— Begin GIVEN DATA —

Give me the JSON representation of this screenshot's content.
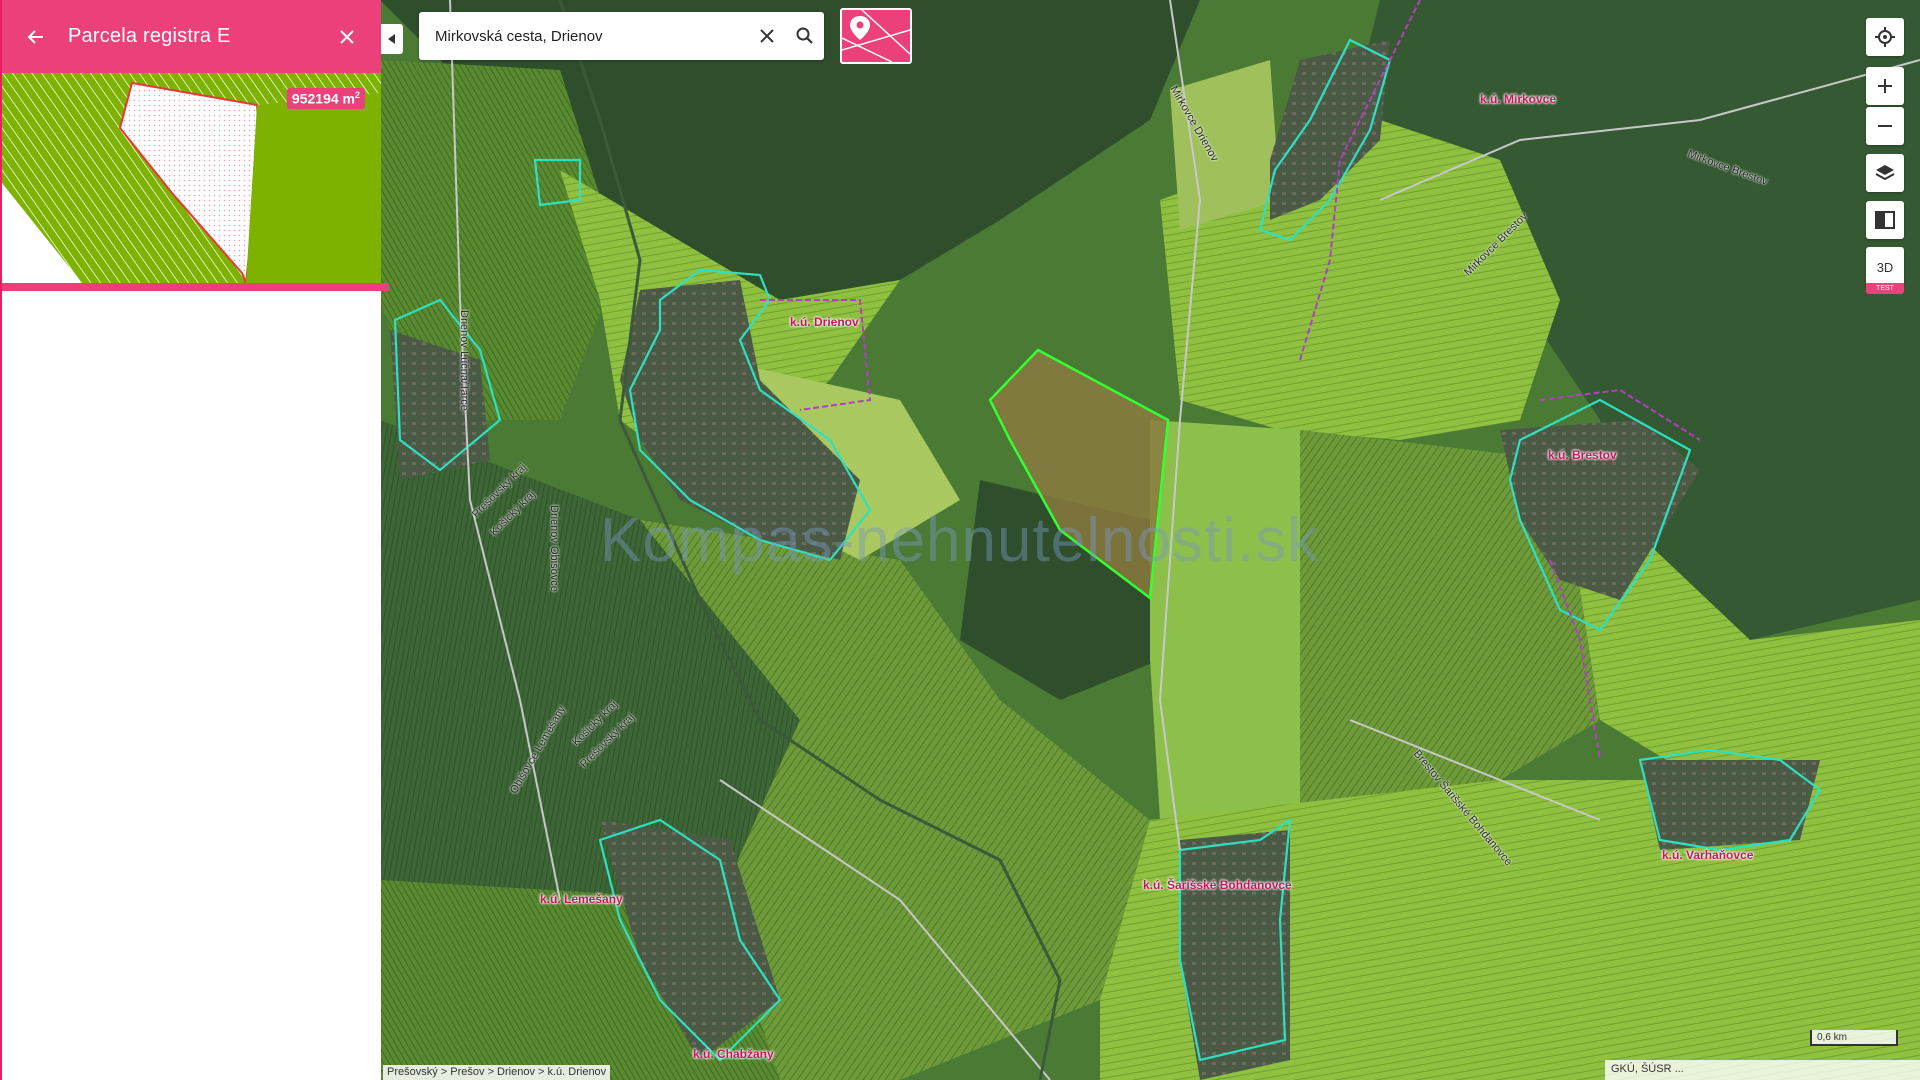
{
  "panel": {
    "title": "Parcela registra E",
    "area_value": "952194 m",
    "area_unit_sup": "2"
  },
  "search": {
    "value": "Mirkovská cesta, Drienov"
  },
  "controls": {
    "three_d_label": "3D",
    "test_label": "TEST"
  },
  "map": {
    "watermark": "Kompas-nehnutelnosti.sk",
    "cadastral_labels": [
      "k.ú. Mirkovce",
      "k.ú. Drienov",
      "k.ú. Brestov",
      "k.ú. Šarišské Bohdanovce",
      "k.ú. Varhaňovce",
      "k.ú. Lemešany",
      "k.ú. Chabžany"
    ],
    "road_labels": [
      "Mirkovce Drienov",
      "Mirkovce Brestov",
      "Mirkovce Brestov",
      "Drienov Lúčna/Tarce",
      "Prešovský kraj",
      "Košický kraj",
      "Drienov Obišovce",
      "Košický kraj",
      "Prešovský kraj",
      "Obišovce Lemešany",
      "Brestov Šarišské Bohdanovce"
    ],
    "colors": {
      "cadastral_boundary": "#2ee0c0",
      "region_boundary": "#b040c0",
      "parcel_outline": "#33ff33",
      "accent": "#ec407a"
    }
  },
  "footer": {
    "breadcrumb": "Prešovský > Prešov > Drienov > k.ú. Drienov",
    "attribution": "GKÚ, ŠÚSR ...",
    "scale": "0,6 km"
  }
}
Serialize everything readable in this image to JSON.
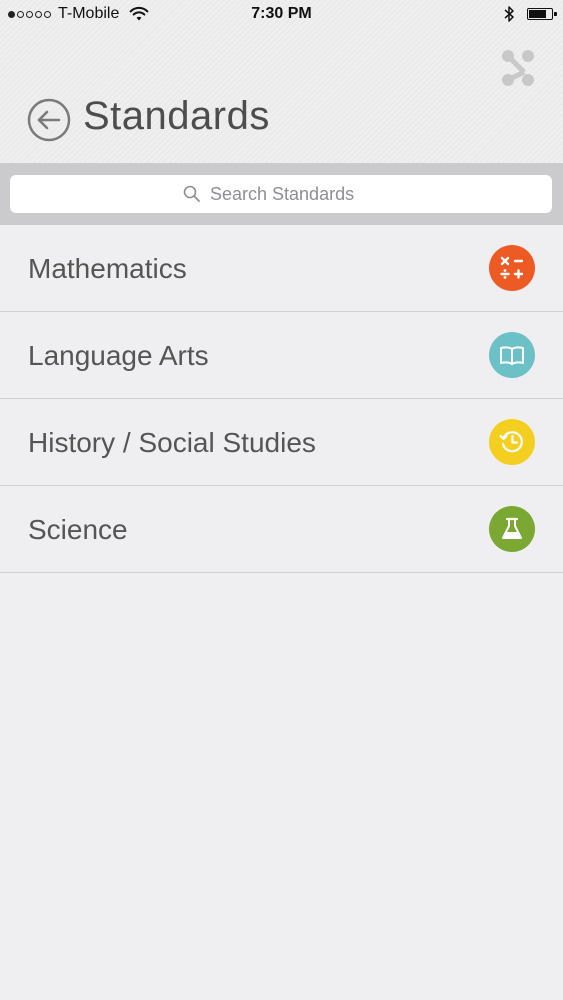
{
  "status_bar": {
    "carrier": "T-Mobile",
    "time": "7:30 PM",
    "signal_dots": [
      true,
      false,
      false,
      false,
      false
    ]
  },
  "header": {
    "title": "Standards",
    "back_icon": "back-arrow-icon",
    "share_icon": "share-icon"
  },
  "search": {
    "placeholder": "Search Standards",
    "value": ""
  },
  "subjects": [
    {
      "label": "Mathematics",
      "icon": "math-operators-icon",
      "color": "#ee5a24"
    },
    {
      "label": "Language Arts",
      "icon": "open-book-icon",
      "color": "#6cc1c6"
    },
    {
      "label": "History / Social Studies",
      "icon": "history-clock-icon",
      "color": "#f5cf1f"
    },
    {
      "label": "Science",
      "icon": "flask-icon",
      "color": "#7aa832"
    }
  ],
  "colors": {
    "header_background": "#ebebeb",
    "page_background": "#efeff1",
    "search_bar_background": "#cbcbcd"
  }
}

— End GIVEN DATA —

* [WHAT TO DO]: Return all the lines that contain the string "Brestov".

* [EXPECTED ANSWER]:
      "k.ú. Brestov",
      "Mirkovce Brestov",
      "Mirkovce Brestov",
      "Brestov Šarišské Bohdanovce"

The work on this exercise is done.